_Task to complete_.
Exactly as written, print each record in the listing.

_Data in this exercise_.
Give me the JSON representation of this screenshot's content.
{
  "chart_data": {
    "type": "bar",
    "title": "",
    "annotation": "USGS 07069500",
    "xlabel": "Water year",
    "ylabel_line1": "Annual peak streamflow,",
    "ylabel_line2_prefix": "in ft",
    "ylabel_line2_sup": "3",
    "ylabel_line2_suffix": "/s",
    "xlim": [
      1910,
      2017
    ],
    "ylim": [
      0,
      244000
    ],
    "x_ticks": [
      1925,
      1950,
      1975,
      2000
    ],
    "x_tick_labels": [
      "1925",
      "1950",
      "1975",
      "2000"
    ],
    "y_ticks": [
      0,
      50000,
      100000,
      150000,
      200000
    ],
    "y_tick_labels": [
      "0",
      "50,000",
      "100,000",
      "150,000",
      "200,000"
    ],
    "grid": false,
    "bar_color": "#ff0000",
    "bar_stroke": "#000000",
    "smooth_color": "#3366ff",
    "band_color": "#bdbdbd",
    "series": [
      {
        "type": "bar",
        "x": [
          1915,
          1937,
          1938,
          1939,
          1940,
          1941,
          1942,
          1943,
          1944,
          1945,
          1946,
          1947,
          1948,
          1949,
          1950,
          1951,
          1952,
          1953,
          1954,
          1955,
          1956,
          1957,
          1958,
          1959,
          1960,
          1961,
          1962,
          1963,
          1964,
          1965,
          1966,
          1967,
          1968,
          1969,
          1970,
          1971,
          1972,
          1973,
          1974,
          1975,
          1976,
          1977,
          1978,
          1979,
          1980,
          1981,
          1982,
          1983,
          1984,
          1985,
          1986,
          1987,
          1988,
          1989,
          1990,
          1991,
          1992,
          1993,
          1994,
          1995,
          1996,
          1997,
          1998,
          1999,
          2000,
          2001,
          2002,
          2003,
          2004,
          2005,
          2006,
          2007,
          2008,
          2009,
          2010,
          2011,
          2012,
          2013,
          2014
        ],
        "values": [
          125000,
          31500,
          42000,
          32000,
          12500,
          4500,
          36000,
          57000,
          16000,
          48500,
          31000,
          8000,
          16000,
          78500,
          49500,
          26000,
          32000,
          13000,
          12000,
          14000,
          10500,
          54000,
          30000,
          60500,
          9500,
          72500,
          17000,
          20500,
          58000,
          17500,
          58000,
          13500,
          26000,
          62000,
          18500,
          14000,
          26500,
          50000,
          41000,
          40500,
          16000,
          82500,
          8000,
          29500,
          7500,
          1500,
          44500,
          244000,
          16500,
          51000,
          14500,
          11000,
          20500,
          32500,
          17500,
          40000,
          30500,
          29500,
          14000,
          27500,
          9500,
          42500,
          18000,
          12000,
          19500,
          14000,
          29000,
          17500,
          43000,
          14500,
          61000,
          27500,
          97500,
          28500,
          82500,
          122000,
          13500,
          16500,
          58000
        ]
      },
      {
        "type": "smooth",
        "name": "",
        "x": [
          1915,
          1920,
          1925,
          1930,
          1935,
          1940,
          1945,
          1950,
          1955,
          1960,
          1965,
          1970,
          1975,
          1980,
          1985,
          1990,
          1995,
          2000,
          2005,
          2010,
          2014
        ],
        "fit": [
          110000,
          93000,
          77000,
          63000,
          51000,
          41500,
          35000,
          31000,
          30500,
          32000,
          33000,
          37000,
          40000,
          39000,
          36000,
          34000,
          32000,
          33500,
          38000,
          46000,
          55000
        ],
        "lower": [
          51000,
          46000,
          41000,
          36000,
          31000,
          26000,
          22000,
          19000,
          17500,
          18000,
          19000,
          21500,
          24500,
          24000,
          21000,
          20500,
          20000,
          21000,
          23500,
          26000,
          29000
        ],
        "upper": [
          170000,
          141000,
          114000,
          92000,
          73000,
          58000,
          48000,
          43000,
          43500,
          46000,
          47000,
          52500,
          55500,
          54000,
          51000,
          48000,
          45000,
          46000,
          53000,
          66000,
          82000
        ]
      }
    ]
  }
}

_Correct result_.
Give me the JSON representation of this screenshot's content.
{
  "chart_data": {
    "type": "bar",
    "title": "",
    "annotation": "USGS 07069500",
    "xlabel": "Water year",
    "ylabel_line1": "Annual peak streamflow,",
    "ylabel_line2_prefix": "in ft",
    "ylabel_line2_sup": "3",
    "ylabel_line2_suffix": "/s",
    "xlim": [
      1910,
      2017
    ],
    "ylim": [
      0,
      244000
    ],
    "x_ticks": [
      1925,
      1950,
      1975,
      2000
    ],
    "x_tick_labels": [
      "1925",
      "1950",
      "1975",
      "2000"
    ],
    "y_ticks": [
      0,
      50000,
      100000,
      150000,
      200000
    ],
    "y_tick_labels": [
      "0",
      "50,000",
      "100,000",
      "150,000",
      "200,000"
    ],
    "grid": false,
    "bar_color": "#ff0000",
    "bar_stroke": "#000000",
    "smooth_color": "#3366ff",
    "band_color": "#bdbdbd",
    "series": [
      {
        "type": "bar",
        "x": [
          1915,
          1937,
          1938,
          1939,
          1940,
          1941,
          1942,
          1943,
          1944,
          1945,
          1946,
          1947,
          1948,
          1949,
          1950,
          1951,
          1952,
          1953,
          1954,
          1955,
          1956,
          1957,
          1958,
          1959,
          1960,
          1961,
          1962,
          1963,
          1964,
          1965,
          1966,
          1967,
          1968,
          1969,
          1970,
          1971,
          1972,
          1973,
          1974,
          1975,
          1976,
          1977,
          1978,
          1979,
          1980,
          1981,
          1982,
          1983,
          1984,
          1985,
          1986,
          1987,
          1988,
          1989,
          1990,
          1991,
          1992,
          1993,
          1994,
          1995,
          1996,
          1997,
          1998,
          1999,
          2000,
          2001,
          2002,
          2003,
          2004,
          2005,
          2006,
          2007,
          2008,
          2009,
          2010,
          2011,
          2012,
          2013,
          2014
        ],
        "values": [
          125000,
          31500,
          42000,
          32000,
          12500,
          4500,
          36000,
          57000,
          16000,
          48500,
          31000,
          8000,
          16000,
          78500,
          49500,
          26000,
          32000,
          13000,
          12000,
          14000,
          10500,
          54000,
          30000,
          60500,
          9500,
          72500,
          17000,
          20500,
          58000,
          17500,
          58000,
          13500,
          26000,
          62000,
          18500,
          14000,
          26500,
          50000,
          41000,
          40500,
          16000,
          82500,
          8000,
          29500,
          7500,
          1500,
          44500,
          244000,
          16500,
          51000,
          14500,
          11000,
          20500,
          32500,
          17500,
          40000,
          30500,
          29500,
          14000,
          27500,
          9500,
          42500,
          18000,
          12000,
          19500,
          14000,
          29000,
          17500,
          43000,
          14500,
          61000,
          27500,
          97500,
          28500,
          82500,
          122000,
          13500,
          16500,
          58000
        ]
      },
      {
        "type": "smooth",
        "name": "",
        "x": [
          1915,
          1920,
          1925,
          1930,
          1935,
          1940,
          1945,
          1950,
          1955,
          1960,
          1965,
          1970,
          1975,
          1980,
          1985,
          1990,
          1995,
          2000,
          2005,
          2010,
          2014
        ],
        "fit": [
          110000,
          93000,
          77000,
          63000,
          51000,
          41500,
          35000,
          31000,
          30500,
          32000,
          33000,
          37000,
          40000,
          39000,
          36000,
          34000,
          32000,
          33500,
          38000,
          46000,
          55000
        ],
        "lower": [
          51000,
          46000,
          41000,
          36000,
          31000,
          26000,
          22000,
          19000,
          17500,
          18000,
          19000,
          21500,
          24500,
          24000,
          21000,
          20500,
          20000,
          21000,
          23500,
          26000,
          29000
        ],
        "upper": [
          170000,
          141000,
          114000,
          92000,
          73000,
          58000,
          48000,
          43000,
          43500,
          46000,
          47000,
          52500,
          55500,
          54000,
          51000,
          48000,
          45000,
          46000,
          53000,
          66000,
          82000
        ]
      }
    ]
  }
}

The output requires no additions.